### EXERCISE DESCRIPTION
Images are not part of the copy; write out the rest of the data exactly as given.

■ ■ ■ ■ ■ ■ ■

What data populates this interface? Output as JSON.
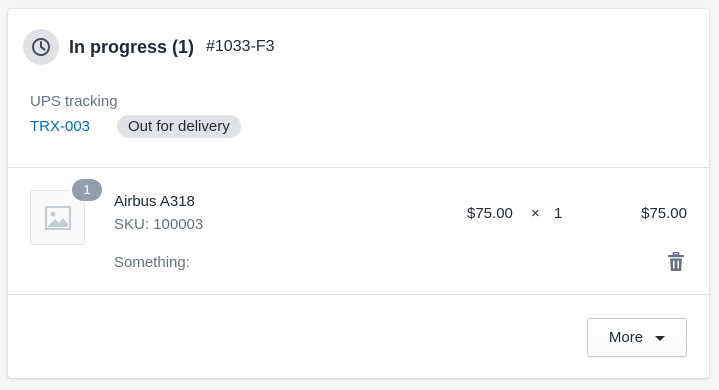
{
  "fulfillment": {
    "status_title": "In progress (1)",
    "order_id": "#1033-F3",
    "status_icon": "clock-icon",
    "tracking": {
      "label": "UPS tracking",
      "number": "TRX-003",
      "delivery_status": "Out for delivery"
    }
  },
  "line_item": {
    "quantity_badge": "1",
    "thumbnail_icon": "image-placeholder-icon",
    "name": "Airbus A318",
    "sku": "SKU: 100003",
    "property_label": "Something:",
    "unit_price": "$75.00",
    "multiply_symbol": "×",
    "quantity": "1",
    "total": "$75.00",
    "remove_icon": "trash-icon"
  },
  "actions": {
    "more_label": "More",
    "more_icon": "caret-down-icon"
  },
  "colors": {
    "link": "#006fbb",
    "badge_bg": "#dfe3e8",
    "qty_badge_bg": "#919eab",
    "subdued_text": "#637381"
  }
}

■ ■ ■ ■ ■ ■ ■

### CORRECT RESULT
What data populates this interface? Output as JSON.
{
  "fulfillment": {
    "status_title": "In progress (1)",
    "order_id": "#1033-F3",
    "status_icon": "clock-icon",
    "tracking": {
      "label": "UPS tracking",
      "number": "TRX-003",
      "delivery_status": "Out for delivery"
    }
  },
  "line_item": {
    "quantity_badge": "1",
    "thumbnail_icon": "image-placeholder-icon",
    "name": "Airbus A318",
    "sku": "SKU: 100003",
    "property_label": "Something:",
    "unit_price": "$75.00",
    "multiply_symbol": "×",
    "quantity": "1",
    "total": "$75.00",
    "remove_icon": "trash-icon"
  },
  "actions": {
    "more_label": "More",
    "more_icon": "caret-down-icon"
  },
  "colors": {
    "link": "#006fbb",
    "badge_bg": "#dfe3e8",
    "qty_badge_bg": "#919eab",
    "subdued_text": "#637381"
  }
}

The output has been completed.